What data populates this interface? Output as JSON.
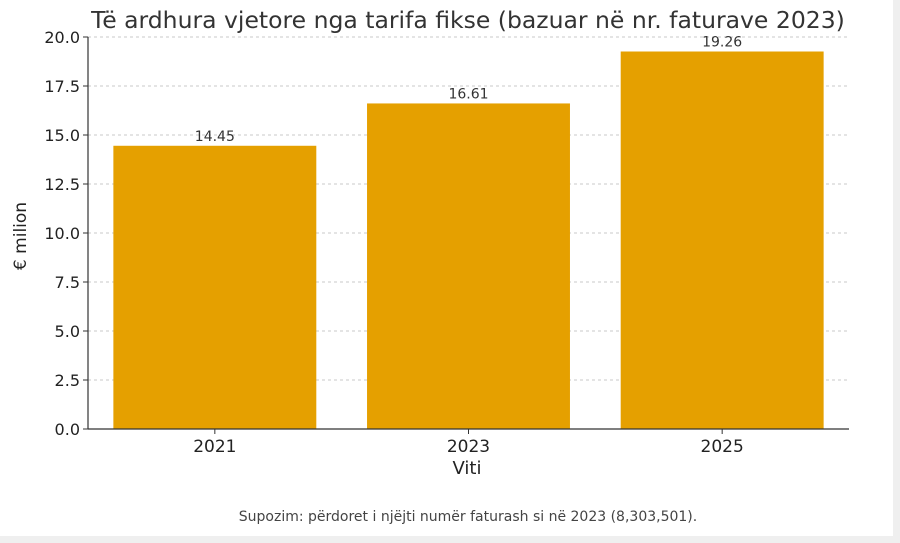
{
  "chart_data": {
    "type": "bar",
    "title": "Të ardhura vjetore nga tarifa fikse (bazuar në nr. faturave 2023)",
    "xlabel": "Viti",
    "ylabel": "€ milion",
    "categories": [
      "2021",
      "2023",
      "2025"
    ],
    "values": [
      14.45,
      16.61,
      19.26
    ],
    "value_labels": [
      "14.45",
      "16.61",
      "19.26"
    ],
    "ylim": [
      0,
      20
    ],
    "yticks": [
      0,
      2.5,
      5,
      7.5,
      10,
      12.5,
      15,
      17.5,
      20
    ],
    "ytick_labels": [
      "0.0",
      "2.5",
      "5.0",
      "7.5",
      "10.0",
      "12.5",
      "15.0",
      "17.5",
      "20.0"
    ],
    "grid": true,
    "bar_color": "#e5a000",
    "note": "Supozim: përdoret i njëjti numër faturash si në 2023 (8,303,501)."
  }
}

---------------

- [PROBLEM STATEMENT]: All the records above need to be given again word for word. Skip the pictures.

- [THE OUTPUT]:
What data populates this interface? Output as JSON.
{
  "chart_data": {
    "type": "bar",
    "title": "Të ardhura vjetore nga tarifa fikse (bazuar në nr. faturave 2023)",
    "xlabel": "Viti",
    "ylabel": "€ milion",
    "categories": [
      "2021",
      "2023",
      "2025"
    ],
    "values": [
      14.45,
      16.61,
      19.26
    ],
    "value_labels": [
      "14.45",
      "16.61",
      "19.26"
    ],
    "ylim": [
      0,
      20
    ],
    "yticks": [
      0,
      2.5,
      5,
      7.5,
      10,
      12.5,
      15,
      17.5,
      20
    ],
    "ytick_labels": [
      "0.0",
      "2.5",
      "5.0",
      "7.5",
      "10.0",
      "12.5",
      "15.0",
      "17.5",
      "20.0"
    ],
    "grid": true,
    "bar_color": "#e5a000",
    "note": "Supozim: përdoret i njëjti numër faturash si në 2023 (8,303,501)."
  }
}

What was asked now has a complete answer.